═════ 摘录原文

标签: 点分治

[洛谷2664]树上游戏 题解

[洛谷2664]树上游戏 题解

题目地址:洛谷:【P2664】树上游戏 – 洛谷

题目描述

lrb有一棵树,树的每个节点有个颜色。给一个长度为n的颜色序列,定义s(i,j) 为i 到j 的颜色数量。以及
sum_i = \sum_{j=1}^n s(i, j)
现在他想让你求出所有的sum[i]

输入输出格式

输入格式:
第一行为一个整数n,表示树节点的数量
第二行为n个整数,分别表示n个节点的颜色c[1],c[2]……c[n]
接下来n-1行,每行为两个整数x,y,表示x和y之间有一条边

输出格式:
输出n行,第i行为sum[i]

输入输出样例

输入样例#1:

5
1 2 3 2 3
1 2
2 3
2 4
1 5

输出样例#1:

10
9
11
9
12

说明

sum[1]=s(1,1)+s(1,2)+s(1,3)+s(1,4)+s(1,5)=1+2+3+2+2=10
sum[2]=s(2,1)+s(2,2)+s(2,3)+s(2,4)+s(2,5)=2+1+2+1+3=9
sum[3]=s(3,1)+s(3,2)+s(3,3)+s(3,4)+s(3,5)=3+2+1+2+3=11
sum[4]=s(4,1)+s(4,2)+s(4,3)+s(4,4)+s(4,5)=2+1+2+1+3=9
sum[5]=s(5,1)+s(5,2)+s(5,3)+s(5,4)+s(5,5)=2+3+3+3+1=12
对于40%的数据,n<=2000
对于100%的数据,1<=n,c[i]<=10^5

题解

参考资料:题解 P2664 【树上游戏】 – Salamander 的博客 – 洛谷博客
超麻烦的点分治,说实话我在写这篇博文的时候自己都不是很懂。
对于每一个重心,我们先计算其子树内点对它答案的贡献,该贡献即为每种颜色在每条路径第一次出现的位置对应的子树大小之和。我们把子树中每种颜色在每条路径第一次出现的位置的子树大小记为cnt数组,该数组的意义实际上就是包含该种颜色的路径数,则子树内点对重心的贡献就是对cnt数组求和。
接着考虑计算经过重心的路径的贡献。对于每个单独的子树,我们可以求出类似上述cnt数组定义的ct数组。对于一个出现在重心到子树节点x的路上上的颜色col,它会与除了该子树以外的其他到重心路径上无该颜色的点组成一条没有被计算过的路径,因此该颜色会对该点的sum数组产生(siz[rt]-siz[v])-(cnt[col]-ct[col])这么多贡献,同时该颜色也会对该点的子树产生贡献,因此要把这个贡献给传递到子树中去。另外,还有可能在别的子树出现过的颜色对该点的贡献,实际上就是对cnt[col]-ct[col]求和。
总复杂度O(n \log n)

代码

// Code by KSkun, 2018/6
#include <cstdio>
#include <cctype>  
#include <cstring>

#include <algorithm>
#include <vector>

typedef long long LL;

inline char fgc() {
    static char buf[100000], *p1 = buf, *p2 = buf;
    return p1 == p2 && (p2 = (p1 = buf) + fread(buf, 1, 100000, stdin), p1 == p2)

══════════
═════ 所示条目

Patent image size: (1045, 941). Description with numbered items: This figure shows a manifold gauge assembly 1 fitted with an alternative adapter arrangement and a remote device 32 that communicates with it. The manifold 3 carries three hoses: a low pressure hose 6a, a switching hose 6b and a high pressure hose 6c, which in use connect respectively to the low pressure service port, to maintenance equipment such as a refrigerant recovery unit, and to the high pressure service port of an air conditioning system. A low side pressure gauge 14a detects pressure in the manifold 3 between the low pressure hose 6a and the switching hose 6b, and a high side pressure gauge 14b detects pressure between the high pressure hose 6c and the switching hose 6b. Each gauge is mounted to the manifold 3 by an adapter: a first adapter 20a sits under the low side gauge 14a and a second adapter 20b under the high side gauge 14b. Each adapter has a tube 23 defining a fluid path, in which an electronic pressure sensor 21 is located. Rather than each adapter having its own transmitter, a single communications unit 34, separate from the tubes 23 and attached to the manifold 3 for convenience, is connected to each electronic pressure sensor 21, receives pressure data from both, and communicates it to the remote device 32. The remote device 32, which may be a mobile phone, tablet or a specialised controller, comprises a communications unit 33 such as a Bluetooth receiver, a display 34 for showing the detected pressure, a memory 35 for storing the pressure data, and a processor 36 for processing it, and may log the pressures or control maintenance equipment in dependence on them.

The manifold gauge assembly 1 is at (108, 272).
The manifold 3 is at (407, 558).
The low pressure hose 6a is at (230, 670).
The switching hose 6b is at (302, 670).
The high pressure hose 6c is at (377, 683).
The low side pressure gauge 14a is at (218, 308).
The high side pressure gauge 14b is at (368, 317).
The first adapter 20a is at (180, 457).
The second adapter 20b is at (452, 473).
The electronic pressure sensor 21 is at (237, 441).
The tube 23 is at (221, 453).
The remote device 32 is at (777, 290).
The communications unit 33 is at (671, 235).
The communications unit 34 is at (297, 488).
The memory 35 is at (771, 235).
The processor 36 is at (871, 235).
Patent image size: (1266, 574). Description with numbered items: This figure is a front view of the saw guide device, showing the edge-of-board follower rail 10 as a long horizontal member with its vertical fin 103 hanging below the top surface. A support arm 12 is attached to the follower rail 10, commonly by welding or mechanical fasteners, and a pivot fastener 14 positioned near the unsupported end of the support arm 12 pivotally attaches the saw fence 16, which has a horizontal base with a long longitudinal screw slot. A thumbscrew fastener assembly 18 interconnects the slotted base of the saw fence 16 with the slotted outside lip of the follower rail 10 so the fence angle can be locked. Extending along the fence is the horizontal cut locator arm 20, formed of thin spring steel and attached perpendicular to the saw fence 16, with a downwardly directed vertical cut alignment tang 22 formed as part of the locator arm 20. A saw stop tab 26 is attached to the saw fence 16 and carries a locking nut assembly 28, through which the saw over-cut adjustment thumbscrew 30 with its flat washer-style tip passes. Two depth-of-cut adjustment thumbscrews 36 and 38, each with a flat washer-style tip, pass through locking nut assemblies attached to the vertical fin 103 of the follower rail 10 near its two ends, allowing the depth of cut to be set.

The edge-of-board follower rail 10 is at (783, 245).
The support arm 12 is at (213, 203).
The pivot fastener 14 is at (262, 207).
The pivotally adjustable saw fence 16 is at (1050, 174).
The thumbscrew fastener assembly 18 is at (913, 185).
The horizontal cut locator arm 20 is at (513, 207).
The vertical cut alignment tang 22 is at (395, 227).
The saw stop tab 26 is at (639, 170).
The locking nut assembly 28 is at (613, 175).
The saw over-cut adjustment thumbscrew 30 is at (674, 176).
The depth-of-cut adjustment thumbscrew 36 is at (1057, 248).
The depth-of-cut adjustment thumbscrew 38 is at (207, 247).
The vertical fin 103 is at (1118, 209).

══════════

题目要求
摘录原文的代码中用 #include 引入了哪些头文件?请全部列出。

作答结果
cstdio、cctype、cstring、algorithm、vector